## BEGIN Stored data
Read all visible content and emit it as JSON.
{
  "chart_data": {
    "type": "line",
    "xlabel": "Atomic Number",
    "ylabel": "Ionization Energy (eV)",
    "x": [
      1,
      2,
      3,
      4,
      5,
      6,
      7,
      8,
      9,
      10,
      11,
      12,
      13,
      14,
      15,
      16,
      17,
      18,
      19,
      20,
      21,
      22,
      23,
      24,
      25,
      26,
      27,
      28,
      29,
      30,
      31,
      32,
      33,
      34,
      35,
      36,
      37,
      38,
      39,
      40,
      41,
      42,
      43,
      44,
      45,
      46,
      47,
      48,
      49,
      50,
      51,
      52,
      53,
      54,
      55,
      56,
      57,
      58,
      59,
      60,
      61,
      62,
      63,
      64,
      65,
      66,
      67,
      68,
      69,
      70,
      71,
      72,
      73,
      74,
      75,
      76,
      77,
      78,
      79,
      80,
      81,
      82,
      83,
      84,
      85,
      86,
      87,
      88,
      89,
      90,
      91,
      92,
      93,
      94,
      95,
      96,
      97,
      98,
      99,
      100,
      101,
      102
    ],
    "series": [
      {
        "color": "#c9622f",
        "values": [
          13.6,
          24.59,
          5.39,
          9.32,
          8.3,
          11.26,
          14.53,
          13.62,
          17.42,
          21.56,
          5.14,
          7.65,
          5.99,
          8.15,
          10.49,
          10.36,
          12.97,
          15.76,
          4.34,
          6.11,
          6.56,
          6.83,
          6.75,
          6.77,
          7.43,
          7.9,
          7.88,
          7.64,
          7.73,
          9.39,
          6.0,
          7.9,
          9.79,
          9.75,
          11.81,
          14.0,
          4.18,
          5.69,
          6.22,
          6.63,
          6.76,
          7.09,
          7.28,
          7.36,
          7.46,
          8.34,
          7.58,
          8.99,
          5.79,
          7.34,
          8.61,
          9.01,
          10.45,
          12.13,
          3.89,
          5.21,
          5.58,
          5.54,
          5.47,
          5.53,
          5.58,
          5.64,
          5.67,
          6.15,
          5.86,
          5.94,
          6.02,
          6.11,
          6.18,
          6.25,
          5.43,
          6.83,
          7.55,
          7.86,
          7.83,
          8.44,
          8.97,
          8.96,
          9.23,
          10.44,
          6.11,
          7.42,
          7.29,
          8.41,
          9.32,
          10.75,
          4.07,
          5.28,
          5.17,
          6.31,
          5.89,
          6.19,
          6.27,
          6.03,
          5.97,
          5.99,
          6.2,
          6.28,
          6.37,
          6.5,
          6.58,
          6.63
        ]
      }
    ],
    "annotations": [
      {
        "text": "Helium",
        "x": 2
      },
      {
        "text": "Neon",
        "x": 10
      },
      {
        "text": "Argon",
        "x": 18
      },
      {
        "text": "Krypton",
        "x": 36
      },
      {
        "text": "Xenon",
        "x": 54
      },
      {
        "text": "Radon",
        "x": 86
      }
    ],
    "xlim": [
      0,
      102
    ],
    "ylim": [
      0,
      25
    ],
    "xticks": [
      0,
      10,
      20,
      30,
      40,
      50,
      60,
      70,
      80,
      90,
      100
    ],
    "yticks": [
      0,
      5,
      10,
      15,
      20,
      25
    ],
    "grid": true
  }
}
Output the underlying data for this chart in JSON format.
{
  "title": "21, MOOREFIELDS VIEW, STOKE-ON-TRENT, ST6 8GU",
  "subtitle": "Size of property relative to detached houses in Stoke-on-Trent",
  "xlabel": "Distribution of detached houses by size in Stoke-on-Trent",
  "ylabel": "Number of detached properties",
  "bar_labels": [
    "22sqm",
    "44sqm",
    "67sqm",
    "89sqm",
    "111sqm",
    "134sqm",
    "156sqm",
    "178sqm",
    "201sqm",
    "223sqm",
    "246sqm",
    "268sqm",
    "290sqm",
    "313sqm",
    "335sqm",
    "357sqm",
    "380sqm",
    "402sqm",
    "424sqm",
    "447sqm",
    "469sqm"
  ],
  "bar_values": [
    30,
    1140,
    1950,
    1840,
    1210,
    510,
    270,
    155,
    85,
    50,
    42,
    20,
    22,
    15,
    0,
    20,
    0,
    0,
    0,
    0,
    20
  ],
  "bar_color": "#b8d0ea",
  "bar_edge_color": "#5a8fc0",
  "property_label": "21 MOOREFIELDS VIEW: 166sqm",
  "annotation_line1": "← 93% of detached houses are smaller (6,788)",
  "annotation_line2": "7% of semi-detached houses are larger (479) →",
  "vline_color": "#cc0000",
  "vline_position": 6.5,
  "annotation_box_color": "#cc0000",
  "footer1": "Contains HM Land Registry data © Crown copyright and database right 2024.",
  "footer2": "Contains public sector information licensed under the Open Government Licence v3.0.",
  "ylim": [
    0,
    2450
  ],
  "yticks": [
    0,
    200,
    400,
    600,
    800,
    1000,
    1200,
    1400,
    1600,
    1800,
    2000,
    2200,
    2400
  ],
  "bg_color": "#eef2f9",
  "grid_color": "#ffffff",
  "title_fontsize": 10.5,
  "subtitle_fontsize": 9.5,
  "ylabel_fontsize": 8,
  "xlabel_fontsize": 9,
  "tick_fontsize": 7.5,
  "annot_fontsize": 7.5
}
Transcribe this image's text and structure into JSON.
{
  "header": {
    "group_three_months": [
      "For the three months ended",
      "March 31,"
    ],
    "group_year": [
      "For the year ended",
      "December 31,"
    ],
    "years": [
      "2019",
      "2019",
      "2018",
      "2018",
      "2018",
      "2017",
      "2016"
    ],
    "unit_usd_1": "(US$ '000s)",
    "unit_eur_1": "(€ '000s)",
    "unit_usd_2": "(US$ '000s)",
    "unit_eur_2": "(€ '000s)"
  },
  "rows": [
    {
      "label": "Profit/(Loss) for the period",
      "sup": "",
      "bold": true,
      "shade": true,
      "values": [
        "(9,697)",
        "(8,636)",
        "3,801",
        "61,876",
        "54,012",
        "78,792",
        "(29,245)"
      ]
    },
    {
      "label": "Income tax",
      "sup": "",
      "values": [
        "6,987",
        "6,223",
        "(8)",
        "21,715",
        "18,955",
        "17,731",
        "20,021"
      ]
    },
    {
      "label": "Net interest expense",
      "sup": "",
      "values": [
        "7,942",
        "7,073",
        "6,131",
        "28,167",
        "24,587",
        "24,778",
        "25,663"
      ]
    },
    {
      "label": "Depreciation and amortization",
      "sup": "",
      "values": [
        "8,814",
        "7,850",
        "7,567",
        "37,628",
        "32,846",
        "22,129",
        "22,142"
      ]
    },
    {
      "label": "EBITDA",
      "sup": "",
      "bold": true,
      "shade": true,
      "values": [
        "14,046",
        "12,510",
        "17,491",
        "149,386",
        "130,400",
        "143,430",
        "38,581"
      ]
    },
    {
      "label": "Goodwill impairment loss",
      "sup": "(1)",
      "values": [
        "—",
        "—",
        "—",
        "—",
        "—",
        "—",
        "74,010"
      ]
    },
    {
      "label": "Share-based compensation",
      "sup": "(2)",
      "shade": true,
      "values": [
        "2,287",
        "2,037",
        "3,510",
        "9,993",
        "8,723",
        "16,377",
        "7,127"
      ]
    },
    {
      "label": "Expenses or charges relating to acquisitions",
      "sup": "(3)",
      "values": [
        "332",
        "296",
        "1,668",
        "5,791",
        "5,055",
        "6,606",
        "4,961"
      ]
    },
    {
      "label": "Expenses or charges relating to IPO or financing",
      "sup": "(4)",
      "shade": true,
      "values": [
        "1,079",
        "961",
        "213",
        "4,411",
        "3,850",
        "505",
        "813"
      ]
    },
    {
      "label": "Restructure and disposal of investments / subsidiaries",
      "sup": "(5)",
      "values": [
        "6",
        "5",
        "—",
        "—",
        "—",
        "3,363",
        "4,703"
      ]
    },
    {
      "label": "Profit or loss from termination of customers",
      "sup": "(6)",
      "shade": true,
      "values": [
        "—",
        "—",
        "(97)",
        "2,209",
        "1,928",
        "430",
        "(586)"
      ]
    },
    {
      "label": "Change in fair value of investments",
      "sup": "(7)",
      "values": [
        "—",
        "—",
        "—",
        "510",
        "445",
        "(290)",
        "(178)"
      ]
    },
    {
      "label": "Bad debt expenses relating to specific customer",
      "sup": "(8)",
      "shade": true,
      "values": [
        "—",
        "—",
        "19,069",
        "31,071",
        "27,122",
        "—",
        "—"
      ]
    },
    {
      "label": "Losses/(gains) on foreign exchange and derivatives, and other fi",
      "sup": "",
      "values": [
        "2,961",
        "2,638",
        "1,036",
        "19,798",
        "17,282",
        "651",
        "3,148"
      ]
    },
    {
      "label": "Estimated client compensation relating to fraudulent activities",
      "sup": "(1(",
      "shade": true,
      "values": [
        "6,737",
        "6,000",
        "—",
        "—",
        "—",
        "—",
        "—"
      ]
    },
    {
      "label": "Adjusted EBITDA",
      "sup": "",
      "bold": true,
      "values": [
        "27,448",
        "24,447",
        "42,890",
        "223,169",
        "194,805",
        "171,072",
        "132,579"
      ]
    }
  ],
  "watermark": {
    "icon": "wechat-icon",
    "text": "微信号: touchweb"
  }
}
## END Stored data
» Set exercise
State the count of lines that contain the string "compensation". Nothing else is needed.

» Correct output
2